▶ [Raw records]:
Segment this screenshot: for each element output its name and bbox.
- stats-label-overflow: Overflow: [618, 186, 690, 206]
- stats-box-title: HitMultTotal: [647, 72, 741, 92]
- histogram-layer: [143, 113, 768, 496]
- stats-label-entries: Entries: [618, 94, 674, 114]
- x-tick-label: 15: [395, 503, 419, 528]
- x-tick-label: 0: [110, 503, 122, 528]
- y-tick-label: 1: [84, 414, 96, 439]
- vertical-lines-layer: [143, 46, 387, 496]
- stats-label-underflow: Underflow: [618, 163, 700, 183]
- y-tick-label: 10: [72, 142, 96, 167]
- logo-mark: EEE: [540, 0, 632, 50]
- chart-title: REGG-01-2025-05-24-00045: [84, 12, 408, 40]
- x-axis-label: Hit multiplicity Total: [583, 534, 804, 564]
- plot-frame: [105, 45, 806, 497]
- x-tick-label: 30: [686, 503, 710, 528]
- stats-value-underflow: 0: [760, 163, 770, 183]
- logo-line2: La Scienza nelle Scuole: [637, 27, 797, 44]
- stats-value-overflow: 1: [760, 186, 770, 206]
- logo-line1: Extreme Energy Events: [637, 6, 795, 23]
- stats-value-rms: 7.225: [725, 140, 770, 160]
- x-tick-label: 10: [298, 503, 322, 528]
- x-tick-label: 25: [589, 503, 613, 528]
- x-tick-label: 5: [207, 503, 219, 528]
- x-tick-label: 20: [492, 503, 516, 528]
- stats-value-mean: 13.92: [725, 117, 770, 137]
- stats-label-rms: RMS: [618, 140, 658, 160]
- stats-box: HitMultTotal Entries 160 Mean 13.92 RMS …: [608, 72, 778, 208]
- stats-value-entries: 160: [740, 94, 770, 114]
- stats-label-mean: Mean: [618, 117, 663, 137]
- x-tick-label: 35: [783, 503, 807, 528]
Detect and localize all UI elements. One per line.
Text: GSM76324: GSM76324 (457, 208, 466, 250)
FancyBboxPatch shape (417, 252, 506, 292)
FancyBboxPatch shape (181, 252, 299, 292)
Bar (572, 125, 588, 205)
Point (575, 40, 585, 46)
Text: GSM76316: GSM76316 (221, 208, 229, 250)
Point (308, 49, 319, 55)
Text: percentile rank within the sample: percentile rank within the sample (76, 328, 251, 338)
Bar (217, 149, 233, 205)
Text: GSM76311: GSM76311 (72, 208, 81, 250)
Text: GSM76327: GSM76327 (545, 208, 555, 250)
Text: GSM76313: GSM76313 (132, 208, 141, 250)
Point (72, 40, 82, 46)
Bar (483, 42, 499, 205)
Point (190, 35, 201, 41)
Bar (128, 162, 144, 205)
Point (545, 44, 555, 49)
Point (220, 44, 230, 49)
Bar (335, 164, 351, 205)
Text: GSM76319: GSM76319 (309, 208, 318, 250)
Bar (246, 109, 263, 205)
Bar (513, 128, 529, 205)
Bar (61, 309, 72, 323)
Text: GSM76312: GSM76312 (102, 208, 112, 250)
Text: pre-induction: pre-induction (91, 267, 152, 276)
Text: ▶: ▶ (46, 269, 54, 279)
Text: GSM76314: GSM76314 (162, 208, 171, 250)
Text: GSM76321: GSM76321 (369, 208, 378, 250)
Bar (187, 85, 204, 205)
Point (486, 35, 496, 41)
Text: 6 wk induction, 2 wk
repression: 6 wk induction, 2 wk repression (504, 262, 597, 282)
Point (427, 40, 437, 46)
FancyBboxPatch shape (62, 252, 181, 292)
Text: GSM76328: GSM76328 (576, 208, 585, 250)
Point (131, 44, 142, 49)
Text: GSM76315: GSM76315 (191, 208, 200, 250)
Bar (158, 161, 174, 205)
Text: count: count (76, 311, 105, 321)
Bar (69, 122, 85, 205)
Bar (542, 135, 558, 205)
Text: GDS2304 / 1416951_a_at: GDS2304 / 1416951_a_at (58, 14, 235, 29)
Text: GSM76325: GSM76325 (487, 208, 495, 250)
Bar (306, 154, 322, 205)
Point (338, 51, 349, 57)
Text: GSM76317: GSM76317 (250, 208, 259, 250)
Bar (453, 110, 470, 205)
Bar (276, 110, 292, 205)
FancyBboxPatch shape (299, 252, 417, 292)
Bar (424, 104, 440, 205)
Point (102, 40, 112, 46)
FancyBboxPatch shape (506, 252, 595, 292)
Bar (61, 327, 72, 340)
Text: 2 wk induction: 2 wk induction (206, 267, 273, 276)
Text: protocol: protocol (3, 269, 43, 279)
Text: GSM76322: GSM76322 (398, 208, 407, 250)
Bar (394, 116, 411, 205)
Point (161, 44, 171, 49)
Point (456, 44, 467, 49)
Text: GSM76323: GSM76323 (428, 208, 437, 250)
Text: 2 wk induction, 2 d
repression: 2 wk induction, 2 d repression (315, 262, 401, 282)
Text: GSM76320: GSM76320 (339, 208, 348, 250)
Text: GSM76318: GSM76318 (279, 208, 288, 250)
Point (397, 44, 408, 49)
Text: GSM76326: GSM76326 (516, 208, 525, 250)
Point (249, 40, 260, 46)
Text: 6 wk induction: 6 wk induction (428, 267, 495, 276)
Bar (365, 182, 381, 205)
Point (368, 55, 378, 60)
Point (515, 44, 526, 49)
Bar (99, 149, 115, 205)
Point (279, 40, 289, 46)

▶ [Exercise]: Reproduce every line of the records above in the same order, changing nothing.

▶ [Reply to the exercise]:
Segment this screenshot: for each element output its name and bbox.
- stats-label-overflow: Overflow: [618, 186, 690, 206]
- stats-box-title: HitMultTotal: [647, 72, 741, 92]
- histogram-layer: [143, 113, 768, 496]
- stats-label-entries: Entries: [618, 94, 674, 114]
- x-tick-label: 15: [395, 503, 419, 528]
- x-tick-label: 0: [110, 503, 122, 528]
- y-tick-label: 1: [84, 414, 96, 439]
- vertical-lines-layer: [143, 46, 387, 496]
- stats-label-underflow: Underflow: [618, 163, 700, 183]
- y-tick-label: 10: [72, 142, 96, 167]
- logo-mark: EEE: [540, 0, 632, 50]
- chart-title: REGG-01-2025-05-24-00045: [84, 12, 408, 40]
- x-axis-label: Hit multiplicity Total: [583, 534, 804, 564]
- plot-frame: [105, 45, 806, 497]
- x-tick-label: 30: [686, 503, 710, 528]
- stats-value-underflow: 0: [760, 163, 770, 183]
- logo-line2: La Scienza nelle Scuole: [637, 27, 797, 44]
- stats-value-overflow: 1: [760, 186, 770, 206]
- logo-line1: Extreme Energy Events: [637, 6, 795, 23]
- stats-value-rms: 7.225: [725, 140, 770, 160]
- x-tick-label: 10: [298, 503, 322, 528]
- x-tick-label: 25: [589, 503, 613, 528]
- x-tick-label: 5: [207, 503, 219, 528]
- x-tick-label: 20: [492, 503, 516, 528]
- stats-value-mean: 13.92: [725, 117, 770, 137]
- stats-label-rms: RMS: [618, 140, 658, 160]
- stats-box: HitMultTotal Entries 160 Mean 13.92 RMS …: [608, 72, 778, 208]
- stats-value-entries: 160: [740, 94, 770, 114]
- stats-label-mean: Mean: [618, 117, 663, 137]
- x-tick-label: 35: [783, 503, 807, 528]
Detect and localize all UI elements. One per line.
Text: GSM76324: GSM76324 (457, 208, 466, 250)
FancyBboxPatch shape (417, 252, 506, 292)
FancyBboxPatch shape (181, 252, 299, 292)
Bar (572, 125, 588, 205)
Point (575, 40, 585, 46)
Text: GSM76316: GSM76316 (221, 208, 229, 250)
Point (308, 49, 319, 55)
Text: percentile rank within the sample: percentile rank within the sample (76, 328, 251, 338)
Bar (217, 149, 233, 205)
Text: GSM76311: GSM76311 (72, 208, 81, 250)
Text: GSM76327: GSM76327 (545, 208, 555, 250)
Text: GSM76313: GSM76313 (132, 208, 141, 250)
Point (72, 40, 82, 46)
Bar (483, 42, 499, 205)
Point (190, 35, 201, 41)
Bar (128, 162, 144, 205)
Point (545, 44, 555, 49)
Point (220, 44, 230, 49)
Bar (335, 164, 351, 205)
Text: GSM76319: GSM76319 (309, 208, 318, 250)
Bar (246, 109, 263, 205)
Bar (513, 128, 529, 205)
Bar (61, 309, 72, 323)
Text: GSM76312: GSM76312 (102, 208, 112, 250)
Text: pre-induction: pre-induction (91, 267, 152, 276)
Text: ▶: ▶ (46, 269, 54, 279)
Text: GSM76314: GSM76314 (162, 208, 171, 250)
Text: GSM76321: GSM76321 (369, 208, 378, 250)
Bar (187, 85, 204, 205)
Point (486, 35, 496, 41)
Text: 6 wk induction, 2 wk
repression: 6 wk induction, 2 wk repression (504, 262, 597, 282)
Point (427, 40, 437, 46)
FancyBboxPatch shape (62, 252, 181, 292)
Text: GSM76328: GSM76328 (576, 208, 585, 250)
Point (131, 44, 142, 49)
Text: GSM76315: GSM76315 (191, 208, 200, 250)
Bar (158, 161, 174, 205)
Text: count: count (76, 311, 105, 321)
Bar (69, 122, 85, 205)
Bar (542, 135, 558, 205)
Text: GDS2304 / 1416951_a_at: GDS2304 / 1416951_a_at (58, 14, 235, 29)
Text: GSM76325: GSM76325 (487, 208, 495, 250)
Bar (306, 154, 322, 205)
Point (338, 51, 349, 57)
Text: GSM76317: GSM76317 (250, 208, 259, 250)
Bar (453, 110, 470, 205)
Bar (276, 110, 292, 205)
FancyBboxPatch shape (299, 252, 417, 292)
Bar (424, 104, 440, 205)
Point (102, 40, 112, 46)
FancyBboxPatch shape (506, 252, 595, 292)
Bar (61, 327, 72, 340)
Text: 2 wk induction: 2 wk induction (206, 267, 273, 276)
Text: protocol: protocol (3, 269, 43, 279)
Text: GSM76322: GSM76322 (398, 208, 407, 250)
Bar (394, 116, 411, 205)
Point (161, 44, 171, 49)
Point (456, 44, 467, 49)
Text: GSM76323: GSM76323 (428, 208, 437, 250)
Text: 2 wk induction, 2 d
repression: 2 wk induction, 2 d repression (315, 262, 401, 282)
Text: GSM76320: GSM76320 (339, 208, 348, 250)
Text: GSM76318: GSM76318 (279, 208, 288, 250)
Point (397, 44, 408, 49)
Text: GSM76326: GSM76326 (516, 208, 525, 250)
Point (249, 40, 260, 46)
Text: 6 wk induction: 6 wk induction (428, 267, 495, 276)
Bar (365, 182, 381, 205)
Point (368, 55, 378, 60)
Point (515, 44, 526, 49)
Bar (99, 149, 115, 205)
Point (279, 40, 289, 46)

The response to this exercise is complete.